Exercises to complete ->
1. Using the refugee-protection extract, answer these:
(a) On what date was Puzova decided?
(b) At which paragraphs of Refugee Appeal No. 71427/99 did Rodger Haines QC make his suggestion?
(c) Which court endorsed Dhima in Bagdanavicius?
2. Resume the refugee-protection extract with a new paragraph that follows on from its last sentence.

Extract ->
———
See also the lengthy determination in Puzova (01/TH/00416) 9 March 2001 (unreported), in which the Tribunal sought to state definitively that there exists a sufficiency of protection for virtually all Roma in the Czech Republic. Even in Puzova, though, the Tribunal made it clear that some exceptional claims might succeed:
It might be that an individual claimant who could show that he was being so targeted to the knowledge of the state authorities, and that they had failed in their specific duty to him (compare the circumstances in Osman) would be entitled to invoke the principle of surrogacy because of a failure in the state system specific to that claimant, but it is not, on the facts we have found, an argument which can be successfully advanced in putting forward a general claim to persecution as a class.
In the New Zealand case of Refugee Appeal No. 71427/99 the respected head of the New Zealand Refugee Appeal Authority, Rodger Haines QC, suggested at paragraphs 62 to 67 that the analysis of the House of Lords explicitly permits refoulement even when there exists a well-founded fear of persecution:
Because this test expressly does not require a finding that the level of protection is such as to reduce the fear of persecution to below the well- founded standard, the English position is that an individual can be returned to his or her country of origin notwithstanding the fact that the person holds a well- founded fear of persecution for a Convention reason.
The Haines interpretation or characterisation of Horvath was rejected in the case of R (Hari Dhima) v SSHD [2002] EWHC 80 (Admin):
…what is critical is a combination of a willingness and ability to provide protection to the level that can reasonably be expected to meet and overcome the real risk of harm from non-state agents. What is reasonable protection in any case depends, therefore, on the level of the risk, without that protection, for which it has to provide. Such reasoning, in my view, reflects the ratio in Horvath and not the representation of it in the last, conditional sentence in the following passage from a decision of the New Zealand Refugee Status Appeals Authority (No. 71427/99 [2000] INLR 608) declining to follow it:
“…this interpretation of the Refugee Convention is at odds with the fundamental obligation of non-refoulement. Article 33(1) is explicit in prohibiting return in any manner to a country where the life or freedom of the refugee would be threatened for a Convention reason. This obligation cannot be avoided by a process of interpretation which measures the sufficiency of state protection not against the absence of a real risk of persecution, but against the availability of a system for the protection of the citizen and a reasonable willingness by the state to operate that system… If the net result of a state’s ‘reasonable willingness’ to operate a system for the protection of the citizen is that it is incapable of preventing a real chance of persecution of a particular individual, refugee status cannot be denied that individual.” [my emphasis]
Dhima was endorsed by the Court of Appeal in the case of Bagdanavicius [2003] EWCA Civ 1605, although that explicit endorsement did not feature in the subsequent House of Lords judgment in the same case.
———
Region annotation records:
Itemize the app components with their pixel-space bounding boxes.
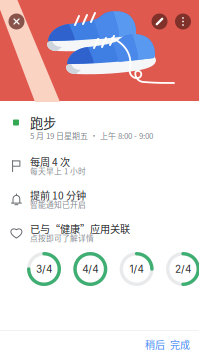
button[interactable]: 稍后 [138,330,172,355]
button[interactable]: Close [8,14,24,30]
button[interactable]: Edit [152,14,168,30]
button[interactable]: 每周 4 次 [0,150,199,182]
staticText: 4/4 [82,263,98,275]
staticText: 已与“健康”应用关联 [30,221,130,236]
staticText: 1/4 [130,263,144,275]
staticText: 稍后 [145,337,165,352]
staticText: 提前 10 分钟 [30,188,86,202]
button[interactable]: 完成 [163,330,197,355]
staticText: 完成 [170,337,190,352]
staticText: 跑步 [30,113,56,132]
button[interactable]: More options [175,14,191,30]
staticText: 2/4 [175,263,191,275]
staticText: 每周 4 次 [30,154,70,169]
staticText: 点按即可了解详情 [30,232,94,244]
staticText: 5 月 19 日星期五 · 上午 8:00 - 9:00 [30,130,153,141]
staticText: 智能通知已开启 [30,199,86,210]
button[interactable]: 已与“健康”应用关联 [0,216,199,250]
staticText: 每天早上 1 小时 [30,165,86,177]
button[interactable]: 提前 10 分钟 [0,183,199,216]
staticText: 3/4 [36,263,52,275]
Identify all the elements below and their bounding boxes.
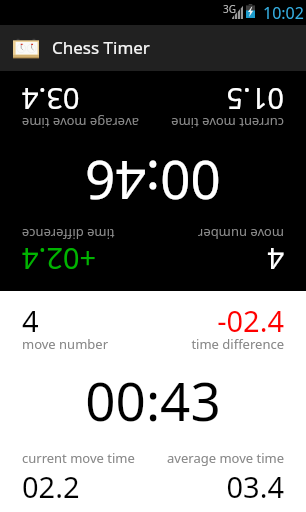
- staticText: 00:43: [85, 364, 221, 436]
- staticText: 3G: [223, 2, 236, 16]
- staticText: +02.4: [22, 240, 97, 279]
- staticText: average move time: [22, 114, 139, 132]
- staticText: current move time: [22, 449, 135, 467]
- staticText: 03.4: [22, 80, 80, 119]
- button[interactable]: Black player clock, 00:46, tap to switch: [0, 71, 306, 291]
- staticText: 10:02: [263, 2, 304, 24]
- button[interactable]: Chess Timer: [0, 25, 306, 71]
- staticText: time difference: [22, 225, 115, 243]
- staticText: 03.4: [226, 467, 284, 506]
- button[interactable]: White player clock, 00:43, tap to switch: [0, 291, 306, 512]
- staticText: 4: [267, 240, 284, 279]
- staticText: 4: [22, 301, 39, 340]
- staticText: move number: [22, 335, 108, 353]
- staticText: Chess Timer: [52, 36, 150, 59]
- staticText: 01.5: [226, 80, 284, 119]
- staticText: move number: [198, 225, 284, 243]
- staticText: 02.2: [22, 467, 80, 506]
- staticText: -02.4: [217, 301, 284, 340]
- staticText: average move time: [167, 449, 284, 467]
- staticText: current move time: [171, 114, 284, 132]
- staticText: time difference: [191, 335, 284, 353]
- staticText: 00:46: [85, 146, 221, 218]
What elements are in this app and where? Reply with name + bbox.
———
The responses ->
1.
(a) 9 March 2001
(b) Paragraphs 62 to 67
(c) The Court of Appeal

2.
State and non-state persecution
The concept of sufficiency of protection is relevant only to claims involving persecution by non-state actors. Lord Clyde had the following to say on this subject:
Of course where the state is itself through its agents the persecutor, the question does not require to arise. Active persecution by the state is the very reverse of protection. In that context it is sufficient to proceed simply upon dictionary definitions to stress the high standard of oppression which has to be found… It is in the context of persecution by third parties that the problem of protection becomes more significant.
Lord Hope was just as clear:
In a case where the allegation is of persecution by the state or its own agents the problem does not, of course, arise. There is a clear case for surrogate protection by the international community.
A problem can arise in claims involving persecution by state officials, as such claims might, depending on the circumstances, be classified as state or as non-state persecution. For example, a policeman who assaults a detainee at the police station might be thought to be acting as an ‘agent of the state’ if the assault is part of a crack-down on terrorism or a targeted policy of persecution. The resources of the state have been employed and, as far as the victim is concerned, the policeman is a representative of the state.
However, the policeman might be acting on a personal vendetta, in which case it is far less clear whether the responsibility of the state is engaged. The state may not sanction the actions of the official, therefore suggesting the persecution is not state persecution as such, yet the effect on the victim is similar to state persecution and it is likely to be more difficult to obtain protection.
This category of claim was examined by the Court of Appeal in Svazas [2002] EWCA Civ 74. In the three judgments in this case, all three Lords Justice agreed that the standard of protection available to the individual must be higher in claims involving persecution by state officials. However, Sedley LJ differed from Simon Brown LJ and Sir Stuart-Smith in that he adopted the analysis of Professor Hathaway in The Law of Refugee Status. Sedley LJ states at paragraph 21:
Rather than require to be satisfied that the state is actively or passively complicit in persecution by other citizens, the decision-maker in a case like the present (which does not concern isolated rogue activity) is faced with the state’s undoubted responsibility and must examine what the state is doing about it.
Simon Brown LJ and Sir Stuart-Smith propose a variation on Horvath whereas Sedley LJ appears to distinguish it in cases of widespread abuse by State officials.
In Bagdanavicus, Auld LJ stated in the Court of Appeal that he preferred the approach of Simon Brown and Sir Stuart Smith LLJ and endorsed the idea of a continuum of protection needs and Lord Brown giving the sole reasoned judgment in the House of Lords endorsed that view.
In practice, persecution by state officials will require a higher standard of protection for the individual, and it will therefore be easier to show there is not sufficient protection in place. At paragraph 47 of Svazas, Stuart-Smith LJ states that:
…the more senior the police officers are who are involved in this persecution the more necessary it is for the state to demonstrate that their procedures are adequate and enforced so far as possible. But I would add that the gravity of this ill-treatment is a material consideration. The more serious the ill-treatment, both in terms of duration, repetition and brutality, the more incumbent it is upon the state to demonstrate that it can provide adequate protection.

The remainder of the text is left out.